INSTRUCTIONS TO FOLLOW »
Work out how many lines hold "Exner". Give the number and nothing else.

───

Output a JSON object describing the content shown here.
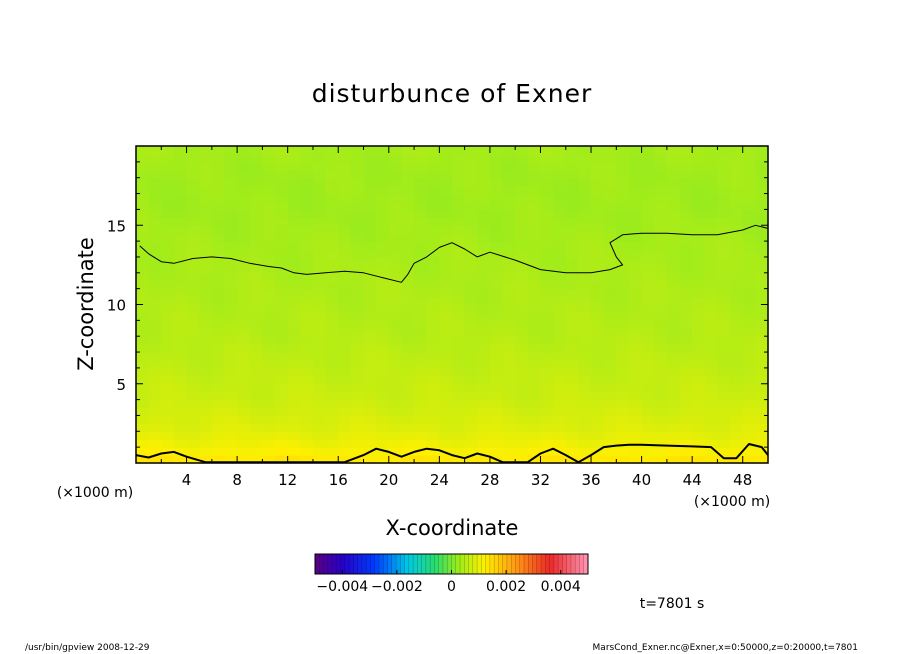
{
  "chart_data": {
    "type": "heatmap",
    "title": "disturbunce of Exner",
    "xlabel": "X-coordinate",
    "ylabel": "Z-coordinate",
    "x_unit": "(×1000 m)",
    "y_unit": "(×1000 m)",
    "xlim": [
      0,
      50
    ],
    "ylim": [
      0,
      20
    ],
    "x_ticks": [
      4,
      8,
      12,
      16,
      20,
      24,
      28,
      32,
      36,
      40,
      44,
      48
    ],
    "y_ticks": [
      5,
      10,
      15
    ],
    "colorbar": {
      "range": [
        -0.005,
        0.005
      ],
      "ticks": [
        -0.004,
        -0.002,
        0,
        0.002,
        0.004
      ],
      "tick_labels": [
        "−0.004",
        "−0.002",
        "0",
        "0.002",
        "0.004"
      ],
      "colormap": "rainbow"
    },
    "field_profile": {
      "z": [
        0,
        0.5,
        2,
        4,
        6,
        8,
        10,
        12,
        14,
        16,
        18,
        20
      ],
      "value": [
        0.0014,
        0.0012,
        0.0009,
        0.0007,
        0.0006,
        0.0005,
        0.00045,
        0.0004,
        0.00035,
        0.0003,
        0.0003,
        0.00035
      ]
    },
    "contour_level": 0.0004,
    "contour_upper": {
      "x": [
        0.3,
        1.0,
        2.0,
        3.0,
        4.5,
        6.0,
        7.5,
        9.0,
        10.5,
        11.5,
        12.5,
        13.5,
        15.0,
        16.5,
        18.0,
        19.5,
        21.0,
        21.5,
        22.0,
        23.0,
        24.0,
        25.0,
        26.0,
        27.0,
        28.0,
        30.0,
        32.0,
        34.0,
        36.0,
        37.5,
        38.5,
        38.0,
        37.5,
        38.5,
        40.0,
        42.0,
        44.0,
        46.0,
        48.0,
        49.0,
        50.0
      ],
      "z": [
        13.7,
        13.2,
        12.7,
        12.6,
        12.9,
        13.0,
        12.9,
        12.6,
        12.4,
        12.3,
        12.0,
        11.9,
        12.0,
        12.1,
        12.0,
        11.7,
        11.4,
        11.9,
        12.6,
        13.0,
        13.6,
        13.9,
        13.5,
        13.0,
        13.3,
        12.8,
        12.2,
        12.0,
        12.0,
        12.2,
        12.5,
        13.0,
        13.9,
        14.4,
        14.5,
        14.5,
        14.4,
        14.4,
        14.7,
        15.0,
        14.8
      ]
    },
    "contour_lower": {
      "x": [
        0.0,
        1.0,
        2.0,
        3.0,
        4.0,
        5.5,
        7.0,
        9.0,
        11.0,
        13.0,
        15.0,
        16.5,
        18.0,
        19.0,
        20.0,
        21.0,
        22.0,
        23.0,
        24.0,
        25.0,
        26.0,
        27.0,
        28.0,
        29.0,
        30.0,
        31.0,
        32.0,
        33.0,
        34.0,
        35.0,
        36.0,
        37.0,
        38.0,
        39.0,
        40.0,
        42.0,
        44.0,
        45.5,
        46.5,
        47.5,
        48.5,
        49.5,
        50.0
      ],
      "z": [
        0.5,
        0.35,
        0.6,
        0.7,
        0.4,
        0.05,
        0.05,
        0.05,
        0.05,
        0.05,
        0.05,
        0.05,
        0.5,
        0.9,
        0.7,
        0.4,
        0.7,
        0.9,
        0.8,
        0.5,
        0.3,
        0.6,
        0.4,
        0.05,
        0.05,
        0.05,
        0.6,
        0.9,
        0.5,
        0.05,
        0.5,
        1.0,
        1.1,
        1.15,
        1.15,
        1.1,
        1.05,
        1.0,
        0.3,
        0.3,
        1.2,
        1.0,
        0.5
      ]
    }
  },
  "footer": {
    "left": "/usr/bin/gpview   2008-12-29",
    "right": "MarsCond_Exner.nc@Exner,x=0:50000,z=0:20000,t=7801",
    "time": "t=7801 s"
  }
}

───

RESULT OF THIS TASK »
2